[Data extracted from a collection]
## START
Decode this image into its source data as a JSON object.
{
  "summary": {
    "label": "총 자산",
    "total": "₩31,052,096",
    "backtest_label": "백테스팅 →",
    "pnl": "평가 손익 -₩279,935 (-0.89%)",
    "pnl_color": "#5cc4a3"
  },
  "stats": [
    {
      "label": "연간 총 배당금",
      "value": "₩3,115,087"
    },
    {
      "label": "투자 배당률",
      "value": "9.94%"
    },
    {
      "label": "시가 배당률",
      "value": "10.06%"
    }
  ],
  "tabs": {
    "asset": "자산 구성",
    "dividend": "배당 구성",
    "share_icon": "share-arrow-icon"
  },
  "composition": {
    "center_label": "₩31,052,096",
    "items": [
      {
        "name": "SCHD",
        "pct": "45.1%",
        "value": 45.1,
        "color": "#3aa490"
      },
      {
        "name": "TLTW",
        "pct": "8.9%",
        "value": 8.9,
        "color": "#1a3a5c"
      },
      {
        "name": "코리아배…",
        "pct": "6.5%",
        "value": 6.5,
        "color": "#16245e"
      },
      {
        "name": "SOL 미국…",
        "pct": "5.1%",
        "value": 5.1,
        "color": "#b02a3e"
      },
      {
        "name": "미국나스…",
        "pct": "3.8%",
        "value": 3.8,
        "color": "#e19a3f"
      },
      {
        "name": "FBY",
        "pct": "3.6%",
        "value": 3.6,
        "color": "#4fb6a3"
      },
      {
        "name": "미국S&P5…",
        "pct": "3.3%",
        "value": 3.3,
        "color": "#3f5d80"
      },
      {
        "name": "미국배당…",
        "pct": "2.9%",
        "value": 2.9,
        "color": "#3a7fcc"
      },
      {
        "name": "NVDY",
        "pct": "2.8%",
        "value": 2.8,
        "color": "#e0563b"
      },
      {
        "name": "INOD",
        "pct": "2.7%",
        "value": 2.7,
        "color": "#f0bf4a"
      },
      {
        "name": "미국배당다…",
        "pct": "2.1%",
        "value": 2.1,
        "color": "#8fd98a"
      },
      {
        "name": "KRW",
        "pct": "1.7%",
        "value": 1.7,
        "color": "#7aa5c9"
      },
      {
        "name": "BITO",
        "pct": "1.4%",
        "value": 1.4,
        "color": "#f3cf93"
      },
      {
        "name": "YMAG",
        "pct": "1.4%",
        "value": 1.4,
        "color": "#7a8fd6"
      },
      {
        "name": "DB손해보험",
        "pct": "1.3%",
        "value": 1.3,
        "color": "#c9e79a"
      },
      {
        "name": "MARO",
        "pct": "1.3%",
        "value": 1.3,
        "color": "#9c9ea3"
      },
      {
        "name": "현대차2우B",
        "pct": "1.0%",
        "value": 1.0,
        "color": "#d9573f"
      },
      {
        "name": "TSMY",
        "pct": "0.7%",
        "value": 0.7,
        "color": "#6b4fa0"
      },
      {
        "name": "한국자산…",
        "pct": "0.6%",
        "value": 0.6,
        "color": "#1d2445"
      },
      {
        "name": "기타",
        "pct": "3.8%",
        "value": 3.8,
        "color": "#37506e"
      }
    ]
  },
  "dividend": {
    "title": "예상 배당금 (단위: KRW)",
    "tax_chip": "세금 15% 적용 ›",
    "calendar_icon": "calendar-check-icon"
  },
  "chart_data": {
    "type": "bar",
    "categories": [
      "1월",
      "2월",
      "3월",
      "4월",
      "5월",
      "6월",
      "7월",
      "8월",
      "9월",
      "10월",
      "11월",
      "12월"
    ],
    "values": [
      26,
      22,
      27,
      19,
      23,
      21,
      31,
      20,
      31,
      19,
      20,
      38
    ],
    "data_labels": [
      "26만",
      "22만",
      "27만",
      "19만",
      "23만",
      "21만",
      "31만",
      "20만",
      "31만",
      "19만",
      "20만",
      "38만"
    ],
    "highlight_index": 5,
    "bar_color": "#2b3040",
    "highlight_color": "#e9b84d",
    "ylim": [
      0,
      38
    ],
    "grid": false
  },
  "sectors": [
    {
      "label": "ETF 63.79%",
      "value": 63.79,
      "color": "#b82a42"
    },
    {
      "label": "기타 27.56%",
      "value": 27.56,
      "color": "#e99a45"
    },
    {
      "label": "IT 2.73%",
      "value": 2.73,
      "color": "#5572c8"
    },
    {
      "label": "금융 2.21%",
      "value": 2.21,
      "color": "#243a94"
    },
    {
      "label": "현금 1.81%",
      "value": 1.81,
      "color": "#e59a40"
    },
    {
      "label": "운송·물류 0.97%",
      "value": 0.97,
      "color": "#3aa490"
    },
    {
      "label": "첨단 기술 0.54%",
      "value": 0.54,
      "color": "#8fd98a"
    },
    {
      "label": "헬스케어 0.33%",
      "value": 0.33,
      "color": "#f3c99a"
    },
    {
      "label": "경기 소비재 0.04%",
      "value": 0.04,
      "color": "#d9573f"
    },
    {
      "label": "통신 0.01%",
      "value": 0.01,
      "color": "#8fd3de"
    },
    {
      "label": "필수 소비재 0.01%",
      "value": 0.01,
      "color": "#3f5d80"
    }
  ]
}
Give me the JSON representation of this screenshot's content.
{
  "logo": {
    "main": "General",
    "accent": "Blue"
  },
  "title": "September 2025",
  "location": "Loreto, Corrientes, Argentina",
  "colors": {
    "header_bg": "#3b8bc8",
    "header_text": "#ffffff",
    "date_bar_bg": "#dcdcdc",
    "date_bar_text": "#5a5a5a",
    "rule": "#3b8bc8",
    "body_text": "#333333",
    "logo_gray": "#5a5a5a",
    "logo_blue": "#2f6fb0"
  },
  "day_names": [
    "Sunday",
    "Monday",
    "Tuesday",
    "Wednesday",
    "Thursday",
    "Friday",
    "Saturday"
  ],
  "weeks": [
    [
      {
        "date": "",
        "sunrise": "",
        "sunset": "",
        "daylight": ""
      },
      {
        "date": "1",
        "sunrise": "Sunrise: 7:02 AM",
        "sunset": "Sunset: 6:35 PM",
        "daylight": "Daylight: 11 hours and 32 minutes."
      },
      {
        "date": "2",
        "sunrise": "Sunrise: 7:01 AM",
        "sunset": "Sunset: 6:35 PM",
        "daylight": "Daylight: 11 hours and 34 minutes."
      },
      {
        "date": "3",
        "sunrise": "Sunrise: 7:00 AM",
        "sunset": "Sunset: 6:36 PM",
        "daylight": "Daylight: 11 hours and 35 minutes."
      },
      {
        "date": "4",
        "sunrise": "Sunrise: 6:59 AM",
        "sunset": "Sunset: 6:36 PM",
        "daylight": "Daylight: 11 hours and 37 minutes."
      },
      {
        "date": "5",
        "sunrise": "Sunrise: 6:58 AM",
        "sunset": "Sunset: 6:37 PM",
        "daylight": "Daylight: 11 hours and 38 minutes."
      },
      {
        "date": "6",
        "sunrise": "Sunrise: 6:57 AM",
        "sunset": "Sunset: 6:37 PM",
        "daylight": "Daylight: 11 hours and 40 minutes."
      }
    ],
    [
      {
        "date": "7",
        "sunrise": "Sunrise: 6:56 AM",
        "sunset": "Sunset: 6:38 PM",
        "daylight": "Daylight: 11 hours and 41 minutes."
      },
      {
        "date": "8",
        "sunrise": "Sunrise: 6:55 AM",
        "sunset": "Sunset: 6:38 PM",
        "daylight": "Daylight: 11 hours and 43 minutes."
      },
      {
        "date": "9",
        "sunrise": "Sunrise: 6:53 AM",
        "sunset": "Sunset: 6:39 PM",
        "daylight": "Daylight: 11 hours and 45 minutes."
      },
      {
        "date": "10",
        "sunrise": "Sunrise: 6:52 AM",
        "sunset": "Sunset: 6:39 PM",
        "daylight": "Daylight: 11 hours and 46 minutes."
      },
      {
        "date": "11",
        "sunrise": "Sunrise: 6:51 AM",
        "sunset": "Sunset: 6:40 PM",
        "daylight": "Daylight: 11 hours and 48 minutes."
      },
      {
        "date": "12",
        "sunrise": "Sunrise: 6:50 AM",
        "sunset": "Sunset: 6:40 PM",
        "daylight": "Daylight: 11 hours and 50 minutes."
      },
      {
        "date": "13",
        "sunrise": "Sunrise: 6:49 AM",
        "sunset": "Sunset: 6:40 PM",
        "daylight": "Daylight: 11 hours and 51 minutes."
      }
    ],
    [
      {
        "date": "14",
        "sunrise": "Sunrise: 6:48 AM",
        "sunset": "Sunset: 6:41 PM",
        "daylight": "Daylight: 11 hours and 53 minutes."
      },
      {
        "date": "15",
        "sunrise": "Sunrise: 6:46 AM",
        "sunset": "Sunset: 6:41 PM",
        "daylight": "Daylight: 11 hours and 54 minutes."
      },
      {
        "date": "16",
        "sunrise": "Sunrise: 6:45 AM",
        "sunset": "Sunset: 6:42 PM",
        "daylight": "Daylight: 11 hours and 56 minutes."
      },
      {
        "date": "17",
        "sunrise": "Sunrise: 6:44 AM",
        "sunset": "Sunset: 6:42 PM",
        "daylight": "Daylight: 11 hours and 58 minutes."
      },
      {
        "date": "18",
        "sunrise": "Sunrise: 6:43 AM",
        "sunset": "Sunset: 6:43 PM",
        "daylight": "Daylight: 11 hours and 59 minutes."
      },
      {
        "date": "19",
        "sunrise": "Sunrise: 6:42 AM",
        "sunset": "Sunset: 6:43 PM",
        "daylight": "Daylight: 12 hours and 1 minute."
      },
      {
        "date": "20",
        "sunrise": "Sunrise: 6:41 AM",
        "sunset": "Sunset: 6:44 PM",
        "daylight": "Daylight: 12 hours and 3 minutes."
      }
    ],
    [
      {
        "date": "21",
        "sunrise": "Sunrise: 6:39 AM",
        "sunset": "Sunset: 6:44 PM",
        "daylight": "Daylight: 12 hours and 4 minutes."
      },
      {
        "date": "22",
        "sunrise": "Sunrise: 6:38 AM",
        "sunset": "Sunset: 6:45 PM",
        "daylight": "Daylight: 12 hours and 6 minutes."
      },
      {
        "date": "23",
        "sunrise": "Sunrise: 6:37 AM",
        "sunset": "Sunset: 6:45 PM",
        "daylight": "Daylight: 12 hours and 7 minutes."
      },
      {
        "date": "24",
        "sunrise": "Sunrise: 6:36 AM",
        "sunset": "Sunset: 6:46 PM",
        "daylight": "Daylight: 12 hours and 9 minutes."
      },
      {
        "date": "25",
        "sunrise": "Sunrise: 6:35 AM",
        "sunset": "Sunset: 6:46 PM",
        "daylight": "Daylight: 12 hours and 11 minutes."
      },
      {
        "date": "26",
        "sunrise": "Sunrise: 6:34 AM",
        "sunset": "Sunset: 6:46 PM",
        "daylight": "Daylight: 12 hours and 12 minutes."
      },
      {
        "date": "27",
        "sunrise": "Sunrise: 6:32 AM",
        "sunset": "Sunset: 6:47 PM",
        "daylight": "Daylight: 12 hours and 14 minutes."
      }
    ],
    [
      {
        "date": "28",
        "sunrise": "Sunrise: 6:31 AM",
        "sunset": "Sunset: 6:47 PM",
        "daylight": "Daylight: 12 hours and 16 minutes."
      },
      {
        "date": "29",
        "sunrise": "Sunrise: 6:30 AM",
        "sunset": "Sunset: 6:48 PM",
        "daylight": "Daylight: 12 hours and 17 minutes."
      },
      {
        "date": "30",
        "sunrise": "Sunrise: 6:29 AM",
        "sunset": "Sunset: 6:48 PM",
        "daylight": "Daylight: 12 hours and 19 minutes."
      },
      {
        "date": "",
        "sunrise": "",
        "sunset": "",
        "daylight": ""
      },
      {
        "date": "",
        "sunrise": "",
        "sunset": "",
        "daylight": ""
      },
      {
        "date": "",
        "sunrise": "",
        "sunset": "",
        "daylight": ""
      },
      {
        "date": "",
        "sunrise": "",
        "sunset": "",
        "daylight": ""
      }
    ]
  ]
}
## END
Direction –
Whenever "JSON" turns up in a line, pick that line out.

Expected answer –
Decode this image into its source data as a JSON object.
Give me the JSON representation of this screenshot's content.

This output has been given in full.